__Problem description__: Arrange the listing as a Markdown table with the columns No. and Entry, numbering each line and leaving out blank lines. Begin at the line that has "from-date-input[interactable]: dd/mm/aaaa [80,401,471,446]" and stop after the line that has "export-pdf-button[interactable]: Exporter PDF".

__Data provided__:

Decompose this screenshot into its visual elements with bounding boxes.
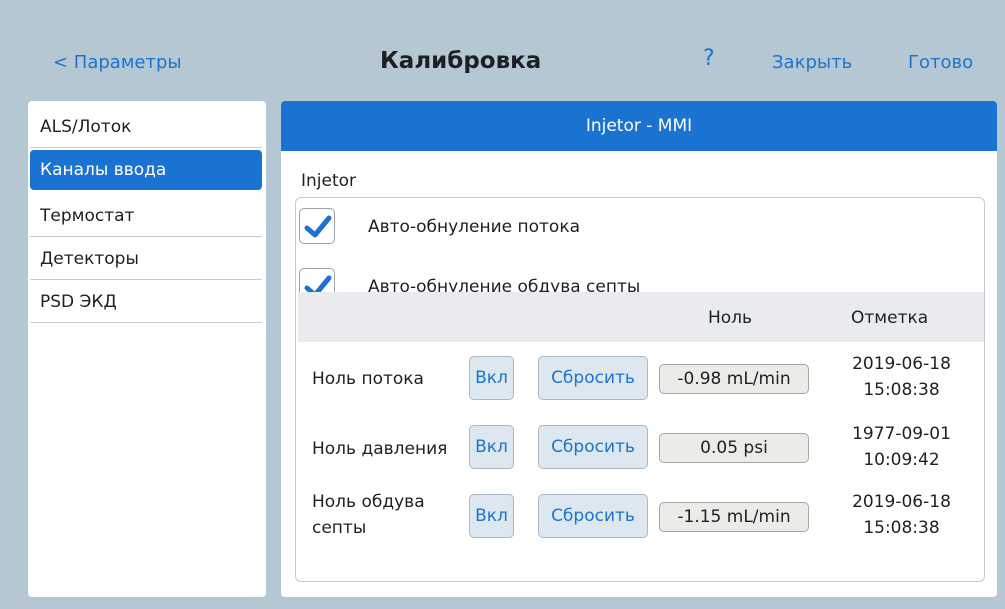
close-button[interactable]: Закрыть — [772, 52, 852, 73]
done-button[interactable]: Готово — [908, 52, 973, 73]
timestamp-date: 2019-06-18 — [852, 354, 951, 374]
sidebar-item-detectors[interactable]: Детекторы — [30, 238, 262, 280]
timestamp-time: 15:08:38 — [863, 380, 940, 400]
septum-purge-zero-reset-button[interactable]: Сбросить — [538, 494, 648, 538]
sidebar-item-oven[interactable]: Термостат — [30, 195, 262, 237]
septum-purge-zero-value: -1.15 mL/min — [659, 502, 809, 532]
sidebar-item-label: Термостат — [40, 206, 135, 226]
panel-title: Injetor - MMI — [281, 101, 997, 151]
timestamp-date: 2019-06-18 — [852, 492, 951, 512]
pressure-zero-reset-button[interactable]: Сбросить — [538, 425, 648, 469]
sidebar-item-label: ALS/Лоток — [40, 117, 132, 137]
top-bar: < Параметры Калибровка ? Закрыть Готово — [0, 0, 1005, 100]
timestamp-time: 15:08:38 — [863, 518, 940, 538]
column-header-zero: Ноль — [708, 308, 753, 328]
septum-purge-zero-timestamp: 2019-06-18 15:08:38 — [819, 489, 984, 541]
auto-zero-flow-label: Авто-обнуление потока — [368, 217, 581, 237]
injector-group: Авто-обнуление потока Авто-обнуление обд… — [295, 197, 985, 582]
sidebar-item-label: Каналы ввода — [40, 160, 167, 180]
flow-zero-on-button[interactable]: Вкл — [469, 356, 514, 400]
flow-zero-value: -0.98 mL/min — [659, 364, 809, 394]
sidebar-item-als-tray[interactable]: ALS/Лоток — [30, 106, 262, 148]
row-label: Ноль обдува септы — [312, 489, 425, 541]
checkmark-icon — [304, 215, 332, 238]
flow-zero-timestamp: 2019-06-18 15:08:38 — [819, 351, 984, 403]
sidebar-item-label: PSD ЭКД — [40, 292, 117, 312]
sidebar: ALS/Лоток Каналы ввода Термостат Детекто… — [28, 101, 266, 597]
flow-zero-reset-button[interactable]: Сбросить — [538, 356, 648, 400]
sidebar-item-inlets[interactable]: Каналы ввода — [30, 150, 262, 190]
calibration-panel: Injetor - MMI Injetor Авто-обнуление пот… — [281, 101, 997, 597]
row-label-line: Ноль обдува — [312, 492, 425, 512]
back-to-parameters-link[interactable]: < Параметры — [53, 52, 182, 73]
row-label: Ноль давления — [312, 439, 448, 459]
help-button[interactable]: ? — [703, 46, 715, 71]
pressure-zero-timestamp: 1977-09-01 10:09:42 — [819, 421, 984, 473]
pressure-zero-on-button[interactable]: Вкл — [469, 425, 514, 469]
sidebar-item-psd[interactable]: PSD ЭКД — [30, 281, 262, 323]
auto-zero-flow-checkbox[interactable] — [299, 208, 335, 244]
sidebar-item-label: Детекторы — [40, 249, 139, 269]
timestamp-time: 10:09:42 — [863, 450, 940, 470]
row-label-line: септы — [312, 518, 367, 538]
column-header-timestamp: Отметка — [851, 308, 929, 328]
section-label: Injetor — [301, 171, 357, 191]
timestamp-date: 1977-09-01 — [852, 424, 951, 444]
row-label: Ноль потока — [312, 369, 424, 389]
page-title: Калибровка — [380, 48, 542, 74]
septum-purge-zero-on-button[interactable]: Вкл — [469, 494, 514, 538]
pressure-zero-value: 0.05 psi — [659, 433, 809, 463]
table-header: Ноль Отметка — [298, 292, 984, 342]
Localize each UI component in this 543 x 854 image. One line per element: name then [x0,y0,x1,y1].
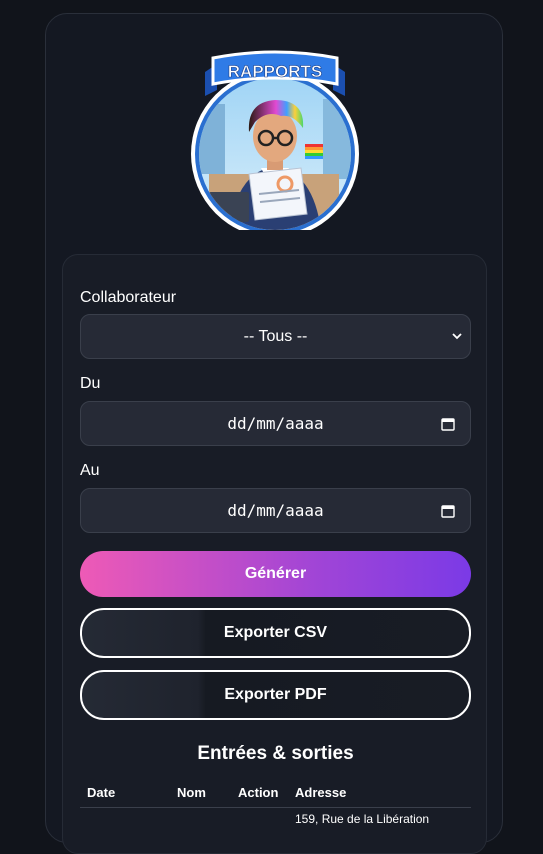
from-date-input[interactable]: dd/mm/aaaa [80,401,471,446]
generate-button-label: Générer [244,565,307,582]
column-header-nom: Nom [177,785,206,800]
from-label: Du [80,375,101,392]
export-csv-button[interactable]: Exporter CSV [80,608,471,658]
export-pdf-button[interactable]: Exporter PDF [80,670,471,720]
export-pdf-button-label: Exporter PDF [224,686,327,703]
to-date-placeholder: dd/mm/aaaa [227,501,324,520]
collaborator-select-value: -- Tous -- [243,327,308,345]
to-date-input[interactable]: dd/mm/aaaa [80,488,471,533]
to-label: Au [80,462,100,479]
export-csv-button-label: Exporter CSV [223,624,328,641]
report-card: RAPPORTS Collaborateur -- Tous -- Du dd/… [45,13,503,854]
report-form: Collaborateur -- Tous -- Du dd/mm/aaaa A… [62,254,487,854]
logo-banner-text: RAPPORTS [228,62,322,81]
calendar-icon[interactable] [441,504,455,518]
column-header-date: Date [87,785,116,800]
calendar-icon[interactable] [441,417,455,431]
generate-button[interactable]: Générer [80,551,471,597]
column-header-action: Action [238,785,279,800]
collaborator-select[interactable]: -- Tous -- [80,314,471,359]
column-header-adresse: Adresse [295,785,347,800]
report-table-header: Date Nom Action Adresse [80,771,471,808]
from-date-placeholder: dd/mm/aaaa [227,414,324,433]
report-section-title: Entrées & sorties [197,743,354,764]
collaborator-label: Collaborateur [80,289,177,306]
chevron-down-icon [452,333,462,340]
rapports-logo: RAPPORTS [191,50,359,230]
table-cell-adresse: 159, Rue de la Libération [295,812,430,826]
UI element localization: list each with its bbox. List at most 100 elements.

__Answer to the exercise__:
| No. | Entry |
|---|---|
| 1 | from-date-input[interactable]: dd/mm/aaaa [80,401,471,446] |
| 2 | generate-button-label: Générer [244,565,307,582] |
| 3 | column-header-nom: Nom [177,785,206,800] |
| 4 | from-label: Du [80,375,101,392] |
| 5 | export-csv-button[interactable]: Exporter CSV [80,608,471,658] |
| 6 | export-pdf-button[interactable]: Exporter PDF [80,670,471,720] |